Data excerpts

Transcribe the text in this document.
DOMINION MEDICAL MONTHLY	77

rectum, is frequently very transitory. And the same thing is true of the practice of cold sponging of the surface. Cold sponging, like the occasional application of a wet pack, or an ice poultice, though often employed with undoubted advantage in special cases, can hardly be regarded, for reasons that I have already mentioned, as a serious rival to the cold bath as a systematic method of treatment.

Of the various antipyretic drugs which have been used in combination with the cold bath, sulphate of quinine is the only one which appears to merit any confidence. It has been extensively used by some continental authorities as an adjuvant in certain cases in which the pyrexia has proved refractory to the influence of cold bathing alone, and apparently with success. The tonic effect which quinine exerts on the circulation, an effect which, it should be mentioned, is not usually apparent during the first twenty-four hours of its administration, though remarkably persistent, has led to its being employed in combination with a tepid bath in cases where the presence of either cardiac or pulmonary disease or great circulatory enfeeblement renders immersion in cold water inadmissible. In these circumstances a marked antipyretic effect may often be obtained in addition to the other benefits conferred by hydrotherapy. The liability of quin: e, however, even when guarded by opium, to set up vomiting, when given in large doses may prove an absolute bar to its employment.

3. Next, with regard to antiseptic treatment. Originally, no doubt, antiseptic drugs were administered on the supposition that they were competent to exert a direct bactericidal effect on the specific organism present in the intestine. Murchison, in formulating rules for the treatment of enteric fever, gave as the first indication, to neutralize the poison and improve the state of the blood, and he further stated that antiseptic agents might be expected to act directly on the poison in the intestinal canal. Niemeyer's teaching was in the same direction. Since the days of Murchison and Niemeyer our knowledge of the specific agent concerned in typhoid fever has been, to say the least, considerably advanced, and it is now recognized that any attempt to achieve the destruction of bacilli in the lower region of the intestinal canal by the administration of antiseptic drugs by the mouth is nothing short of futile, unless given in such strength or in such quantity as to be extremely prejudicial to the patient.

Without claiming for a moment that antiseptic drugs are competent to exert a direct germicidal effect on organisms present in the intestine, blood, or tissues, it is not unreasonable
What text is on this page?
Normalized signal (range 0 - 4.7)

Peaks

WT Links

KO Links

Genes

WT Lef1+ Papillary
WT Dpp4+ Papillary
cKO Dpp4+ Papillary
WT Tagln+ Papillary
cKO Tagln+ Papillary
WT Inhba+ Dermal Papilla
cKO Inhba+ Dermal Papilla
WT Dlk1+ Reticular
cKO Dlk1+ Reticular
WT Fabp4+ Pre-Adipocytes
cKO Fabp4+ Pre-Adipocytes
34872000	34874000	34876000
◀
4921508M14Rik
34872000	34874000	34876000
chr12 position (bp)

**How to complete this task**.
Your job is to write out the data exactly as it stands.

**Your solution**.
Transcribe the text in this document.
DOMINION MEDICAL MONTHLY	77

rectum, is frequently very transitory. And the same thing is true of the practice of cold sponging of the surface. Cold sponging, like the occasional application of a wet pack, or an ice poultice, though often employed with undoubted advantage in special cases, can hardly be regarded, for reasons that I have already mentioned, as a serious rival to the cold bath as a systematic method of treatment.

Of the various antipyretic drugs which have been used in combination with the cold bath, sulphate of quinine is the only one which appears to merit any confidence. It has been extensively used by some continental authorities as an adjuvant in certain cases in which the pyrexia has proved refractory to the influence of cold bathing alone, and apparently with success. The tonic effect which quinine exerts on the circulation, an effect which, it should be mentioned, is not usually apparent during the first twenty-four hours of its administration, though remarkably persistent, has led to its being employed in combination with a tepid bath in cases where the presence of either cardiac or pulmonary disease or great circulatory enfeeblement renders immersion in cold water inadmissible. In these circumstances a marked antipyretic effect may often be obtained in addition to the other benefits conferred by hydrotherapy. The liability of quin: e, however, even when guarded by opium, to set up vomiting, when given in large doses may prove an absolute bar to its employment.

3. Next, with regard to antiseptic treatment. Originally, no doubt, antiseptic drugs were administered on the supposition that they were competent to exert a direct bactericidal effect on the specific organism present in the intestine. Murchison, in formulating rules for the treatment of enteric fever, gave as the first indication, to neutralize the poison and improve the state of the blood, and he further stated that antiseptic agents might be expected to act directly on the poison in the intestinal canal. Niemeyer's teaching was in the same direction. Since the days of Murchison and Niemeyer our knowledge of the specific agent concerned in typhoid fever has been, to say the least, considerably advanced, and it is now recognized that any attempt to achieve the destruction of bacilli in the lower region of the intestinal canal by the administration of antiseptic drugs by the mouth is nothing short of futile, unless given in such strength or in such quantity as to be extremely prejudicial to the patient.

Without claiming for a moment that antiseptic drugs are competent to exert a direct germicidal effect on organisms present in the intestine, blood, or tissues, it is not unreasonable
What text is on this page?
Normalized signal (range 0 - 4.7)

Peaks

WT Links

KO Links

Genes

WT Lef1+ Papillary
WT Dpp4+ Papillary
cKO Dpp4+ Papillary
WT Tagln+ Papillary
cKO Tagln+ Papillary
WT Inhba+ Dermal Papilla
cKO Inhba+ Dermal Papilla
WT Dlk1+ Reticular
cKO Dlk1+ Reticular
WT Fabp4+ Pre-Adipocytes
cKO Fabp4+ Pre-Adipocytes
34872000	34874000	34876000
◀
4921508M14Rik
34872000	34874000	34876000
chr12 position (bp)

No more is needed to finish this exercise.